→ TASK BRIEF: Copy out every line in which the string "offenses" occurs.
** START **
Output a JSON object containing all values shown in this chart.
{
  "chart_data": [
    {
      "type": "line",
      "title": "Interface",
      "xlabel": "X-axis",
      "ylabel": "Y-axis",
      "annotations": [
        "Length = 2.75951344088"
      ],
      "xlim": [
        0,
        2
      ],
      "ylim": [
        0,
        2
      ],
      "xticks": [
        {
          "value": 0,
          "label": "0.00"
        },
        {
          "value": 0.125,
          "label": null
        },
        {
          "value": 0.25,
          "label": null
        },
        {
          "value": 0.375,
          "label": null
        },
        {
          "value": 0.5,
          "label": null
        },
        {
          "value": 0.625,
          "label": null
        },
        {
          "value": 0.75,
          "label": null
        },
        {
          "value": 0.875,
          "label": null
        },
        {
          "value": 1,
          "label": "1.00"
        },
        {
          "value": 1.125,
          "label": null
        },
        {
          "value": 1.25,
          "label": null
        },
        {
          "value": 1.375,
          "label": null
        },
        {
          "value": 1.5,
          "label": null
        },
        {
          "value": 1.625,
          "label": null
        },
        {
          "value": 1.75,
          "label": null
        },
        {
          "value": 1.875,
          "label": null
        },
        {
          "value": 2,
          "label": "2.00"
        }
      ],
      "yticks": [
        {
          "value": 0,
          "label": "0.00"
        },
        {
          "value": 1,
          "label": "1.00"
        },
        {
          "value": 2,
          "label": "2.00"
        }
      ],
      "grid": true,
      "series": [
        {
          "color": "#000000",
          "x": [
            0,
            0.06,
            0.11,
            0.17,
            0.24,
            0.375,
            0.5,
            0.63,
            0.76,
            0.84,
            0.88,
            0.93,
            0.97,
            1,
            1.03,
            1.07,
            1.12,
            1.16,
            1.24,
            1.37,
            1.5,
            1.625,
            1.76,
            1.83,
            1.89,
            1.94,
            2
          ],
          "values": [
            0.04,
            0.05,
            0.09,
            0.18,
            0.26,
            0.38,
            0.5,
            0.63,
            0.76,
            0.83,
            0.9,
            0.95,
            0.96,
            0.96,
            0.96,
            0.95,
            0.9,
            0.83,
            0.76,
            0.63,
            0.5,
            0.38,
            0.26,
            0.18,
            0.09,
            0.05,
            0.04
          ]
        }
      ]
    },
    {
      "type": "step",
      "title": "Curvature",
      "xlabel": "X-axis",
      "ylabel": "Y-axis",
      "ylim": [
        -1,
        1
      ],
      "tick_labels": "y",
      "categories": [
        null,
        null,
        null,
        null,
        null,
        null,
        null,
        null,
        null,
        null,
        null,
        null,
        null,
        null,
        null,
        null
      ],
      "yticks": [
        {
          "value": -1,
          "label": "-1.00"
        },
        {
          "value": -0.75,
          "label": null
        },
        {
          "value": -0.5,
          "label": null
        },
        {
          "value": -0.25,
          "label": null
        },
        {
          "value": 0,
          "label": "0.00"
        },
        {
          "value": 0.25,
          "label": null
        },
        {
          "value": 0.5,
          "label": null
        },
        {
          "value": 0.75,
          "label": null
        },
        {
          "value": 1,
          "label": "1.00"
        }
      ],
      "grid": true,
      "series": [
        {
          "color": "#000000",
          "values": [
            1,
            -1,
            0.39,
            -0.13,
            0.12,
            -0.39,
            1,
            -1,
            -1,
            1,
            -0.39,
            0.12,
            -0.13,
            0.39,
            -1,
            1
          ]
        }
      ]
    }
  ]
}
** END **
** START **
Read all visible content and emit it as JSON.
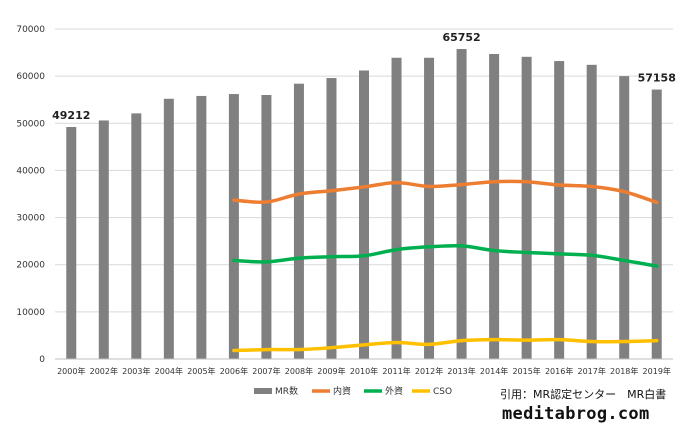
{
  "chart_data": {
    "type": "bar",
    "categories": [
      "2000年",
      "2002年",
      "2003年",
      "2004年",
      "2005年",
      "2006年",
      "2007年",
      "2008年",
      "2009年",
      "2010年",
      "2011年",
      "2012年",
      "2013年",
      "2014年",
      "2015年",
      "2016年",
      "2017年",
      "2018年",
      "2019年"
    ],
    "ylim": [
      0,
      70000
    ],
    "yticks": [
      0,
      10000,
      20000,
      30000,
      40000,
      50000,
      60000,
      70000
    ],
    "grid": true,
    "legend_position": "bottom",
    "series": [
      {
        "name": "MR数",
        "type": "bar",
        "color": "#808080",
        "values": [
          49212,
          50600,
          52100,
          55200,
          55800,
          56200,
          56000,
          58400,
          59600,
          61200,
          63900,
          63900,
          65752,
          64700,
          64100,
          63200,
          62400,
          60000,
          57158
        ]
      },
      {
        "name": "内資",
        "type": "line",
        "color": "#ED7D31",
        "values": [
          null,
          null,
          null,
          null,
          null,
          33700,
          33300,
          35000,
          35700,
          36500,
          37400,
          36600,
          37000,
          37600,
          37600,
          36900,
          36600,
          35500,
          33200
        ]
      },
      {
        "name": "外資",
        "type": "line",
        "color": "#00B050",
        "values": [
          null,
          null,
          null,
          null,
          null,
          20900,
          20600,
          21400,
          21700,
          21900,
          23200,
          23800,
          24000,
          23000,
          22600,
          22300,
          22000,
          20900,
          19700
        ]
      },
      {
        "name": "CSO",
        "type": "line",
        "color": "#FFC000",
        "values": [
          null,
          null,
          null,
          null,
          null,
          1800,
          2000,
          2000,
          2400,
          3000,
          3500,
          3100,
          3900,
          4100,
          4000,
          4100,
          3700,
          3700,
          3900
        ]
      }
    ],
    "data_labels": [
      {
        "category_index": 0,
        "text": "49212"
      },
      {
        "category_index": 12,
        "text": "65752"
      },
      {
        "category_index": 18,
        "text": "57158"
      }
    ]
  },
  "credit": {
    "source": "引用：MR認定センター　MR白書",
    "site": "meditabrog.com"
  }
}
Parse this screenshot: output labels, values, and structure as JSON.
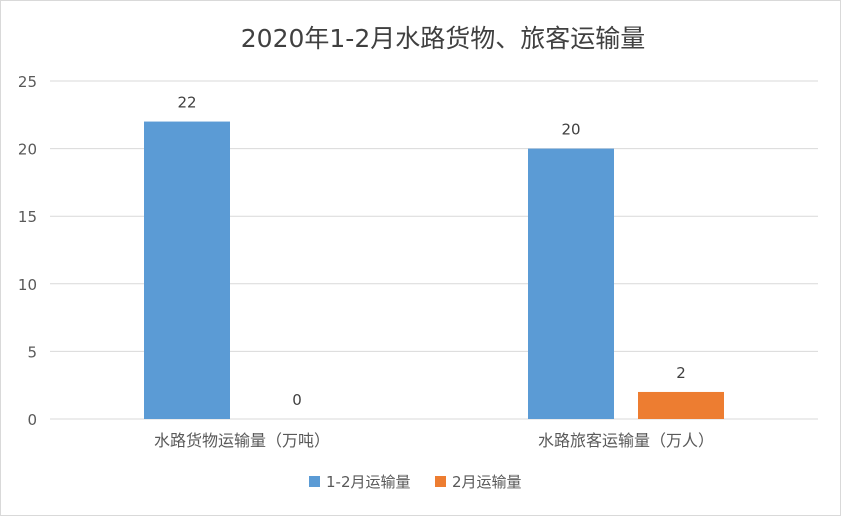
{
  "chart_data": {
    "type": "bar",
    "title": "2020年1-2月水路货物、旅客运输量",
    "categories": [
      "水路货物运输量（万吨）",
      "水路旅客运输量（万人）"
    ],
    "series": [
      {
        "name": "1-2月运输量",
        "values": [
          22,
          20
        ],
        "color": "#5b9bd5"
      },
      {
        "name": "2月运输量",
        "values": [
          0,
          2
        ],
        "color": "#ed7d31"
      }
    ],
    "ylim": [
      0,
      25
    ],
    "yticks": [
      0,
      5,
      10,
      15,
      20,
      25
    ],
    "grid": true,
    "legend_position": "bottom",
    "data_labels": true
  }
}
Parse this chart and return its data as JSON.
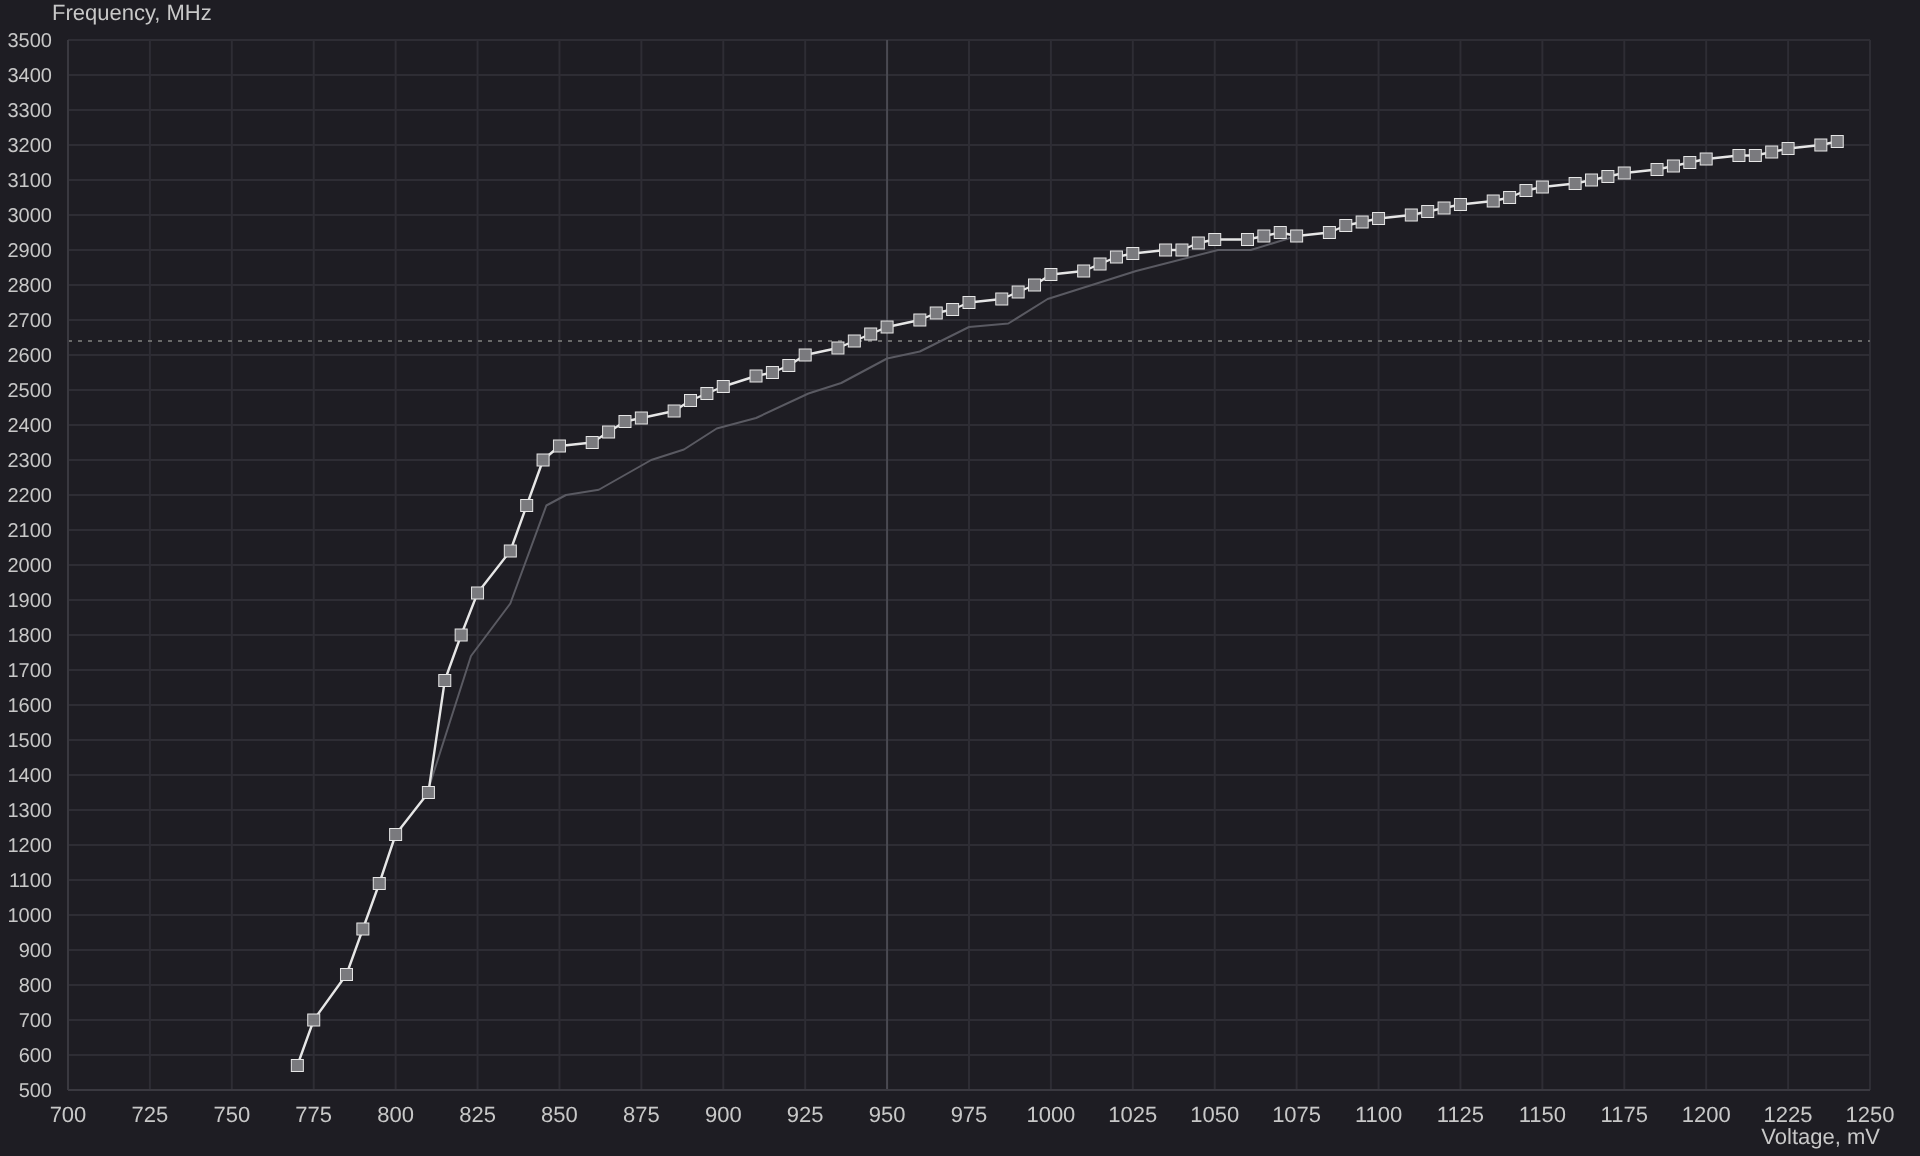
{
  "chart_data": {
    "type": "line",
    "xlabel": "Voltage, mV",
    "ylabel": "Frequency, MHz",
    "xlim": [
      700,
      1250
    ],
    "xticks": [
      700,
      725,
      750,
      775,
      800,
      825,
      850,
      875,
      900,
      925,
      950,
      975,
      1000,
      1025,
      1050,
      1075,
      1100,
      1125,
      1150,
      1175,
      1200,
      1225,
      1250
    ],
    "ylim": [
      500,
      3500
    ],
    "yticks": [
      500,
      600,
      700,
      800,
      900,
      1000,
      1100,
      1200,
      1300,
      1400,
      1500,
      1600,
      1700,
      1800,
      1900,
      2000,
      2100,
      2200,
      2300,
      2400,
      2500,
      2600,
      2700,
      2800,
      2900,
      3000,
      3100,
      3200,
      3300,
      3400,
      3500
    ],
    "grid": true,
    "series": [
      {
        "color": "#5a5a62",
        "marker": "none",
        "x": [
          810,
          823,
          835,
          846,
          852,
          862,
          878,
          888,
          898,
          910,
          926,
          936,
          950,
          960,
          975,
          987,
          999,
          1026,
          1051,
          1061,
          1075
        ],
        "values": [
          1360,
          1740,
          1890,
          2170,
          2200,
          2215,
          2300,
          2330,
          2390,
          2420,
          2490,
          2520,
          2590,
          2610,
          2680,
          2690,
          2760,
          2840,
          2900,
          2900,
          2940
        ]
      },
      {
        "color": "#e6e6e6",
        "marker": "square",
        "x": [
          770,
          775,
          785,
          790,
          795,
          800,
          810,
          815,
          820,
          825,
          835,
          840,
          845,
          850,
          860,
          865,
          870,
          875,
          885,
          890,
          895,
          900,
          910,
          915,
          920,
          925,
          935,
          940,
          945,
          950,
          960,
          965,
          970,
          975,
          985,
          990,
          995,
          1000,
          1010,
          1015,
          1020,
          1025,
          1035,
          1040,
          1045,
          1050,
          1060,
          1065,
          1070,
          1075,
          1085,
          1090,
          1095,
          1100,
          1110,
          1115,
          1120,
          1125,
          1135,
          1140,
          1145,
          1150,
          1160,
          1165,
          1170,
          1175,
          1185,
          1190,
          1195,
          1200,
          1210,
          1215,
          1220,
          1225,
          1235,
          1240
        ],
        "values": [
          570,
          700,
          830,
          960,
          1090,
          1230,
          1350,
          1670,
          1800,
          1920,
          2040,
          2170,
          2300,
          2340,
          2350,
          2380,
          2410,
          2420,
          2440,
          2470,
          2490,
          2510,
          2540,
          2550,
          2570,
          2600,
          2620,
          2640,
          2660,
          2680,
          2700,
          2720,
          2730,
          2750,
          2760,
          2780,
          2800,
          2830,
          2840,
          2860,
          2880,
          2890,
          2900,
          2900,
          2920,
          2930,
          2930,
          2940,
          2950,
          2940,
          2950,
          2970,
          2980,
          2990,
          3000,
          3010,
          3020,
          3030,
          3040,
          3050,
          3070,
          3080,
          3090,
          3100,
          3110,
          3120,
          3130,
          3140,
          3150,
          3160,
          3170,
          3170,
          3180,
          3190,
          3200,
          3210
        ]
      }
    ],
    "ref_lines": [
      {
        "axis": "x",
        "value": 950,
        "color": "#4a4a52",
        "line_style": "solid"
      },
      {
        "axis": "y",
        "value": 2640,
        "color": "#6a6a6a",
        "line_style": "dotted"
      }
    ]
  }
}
** END **
** START **
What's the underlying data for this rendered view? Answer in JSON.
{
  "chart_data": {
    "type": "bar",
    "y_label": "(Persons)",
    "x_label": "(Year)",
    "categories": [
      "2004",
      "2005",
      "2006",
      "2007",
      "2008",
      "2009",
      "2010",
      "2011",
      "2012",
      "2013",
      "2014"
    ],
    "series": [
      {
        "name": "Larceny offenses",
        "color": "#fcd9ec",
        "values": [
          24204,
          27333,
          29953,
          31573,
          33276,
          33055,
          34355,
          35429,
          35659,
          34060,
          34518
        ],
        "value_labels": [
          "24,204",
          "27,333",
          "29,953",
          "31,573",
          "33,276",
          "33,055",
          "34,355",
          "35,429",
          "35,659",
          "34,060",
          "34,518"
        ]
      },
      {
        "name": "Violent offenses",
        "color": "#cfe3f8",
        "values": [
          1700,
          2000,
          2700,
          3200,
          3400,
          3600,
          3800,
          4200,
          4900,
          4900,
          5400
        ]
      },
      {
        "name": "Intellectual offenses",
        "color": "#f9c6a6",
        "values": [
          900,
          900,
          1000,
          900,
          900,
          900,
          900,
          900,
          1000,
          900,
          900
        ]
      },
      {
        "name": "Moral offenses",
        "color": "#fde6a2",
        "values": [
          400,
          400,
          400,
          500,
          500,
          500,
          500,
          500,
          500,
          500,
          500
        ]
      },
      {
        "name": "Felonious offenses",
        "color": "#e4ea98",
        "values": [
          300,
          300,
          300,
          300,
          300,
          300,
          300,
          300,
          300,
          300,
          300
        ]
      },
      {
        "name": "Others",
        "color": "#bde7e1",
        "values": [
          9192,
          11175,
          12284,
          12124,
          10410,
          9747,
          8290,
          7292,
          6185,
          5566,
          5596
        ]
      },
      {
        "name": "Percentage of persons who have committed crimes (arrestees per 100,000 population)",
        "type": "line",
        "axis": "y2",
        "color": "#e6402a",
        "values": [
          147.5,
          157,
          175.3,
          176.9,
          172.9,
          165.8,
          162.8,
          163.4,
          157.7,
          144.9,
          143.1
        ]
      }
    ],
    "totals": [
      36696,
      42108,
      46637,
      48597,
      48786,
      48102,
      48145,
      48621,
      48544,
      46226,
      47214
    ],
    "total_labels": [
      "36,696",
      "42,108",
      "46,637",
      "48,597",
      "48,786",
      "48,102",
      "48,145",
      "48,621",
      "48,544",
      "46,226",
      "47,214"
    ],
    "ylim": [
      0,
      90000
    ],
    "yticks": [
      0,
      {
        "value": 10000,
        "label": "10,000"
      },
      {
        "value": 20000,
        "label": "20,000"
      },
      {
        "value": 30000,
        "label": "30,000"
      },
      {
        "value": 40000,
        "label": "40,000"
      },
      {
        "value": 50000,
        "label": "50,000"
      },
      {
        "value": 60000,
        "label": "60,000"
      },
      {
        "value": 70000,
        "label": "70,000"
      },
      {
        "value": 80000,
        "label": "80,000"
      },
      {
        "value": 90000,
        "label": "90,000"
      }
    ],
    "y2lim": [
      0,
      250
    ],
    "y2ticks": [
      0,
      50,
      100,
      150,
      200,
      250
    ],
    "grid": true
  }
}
** END **
→ ANSWER:
        "name": "Larceny offenses",
        "name": "Violent offenses",
        "name": "Intellectual offenses",
        "name": "Moral offenses",
        "name": "Felonious offenses",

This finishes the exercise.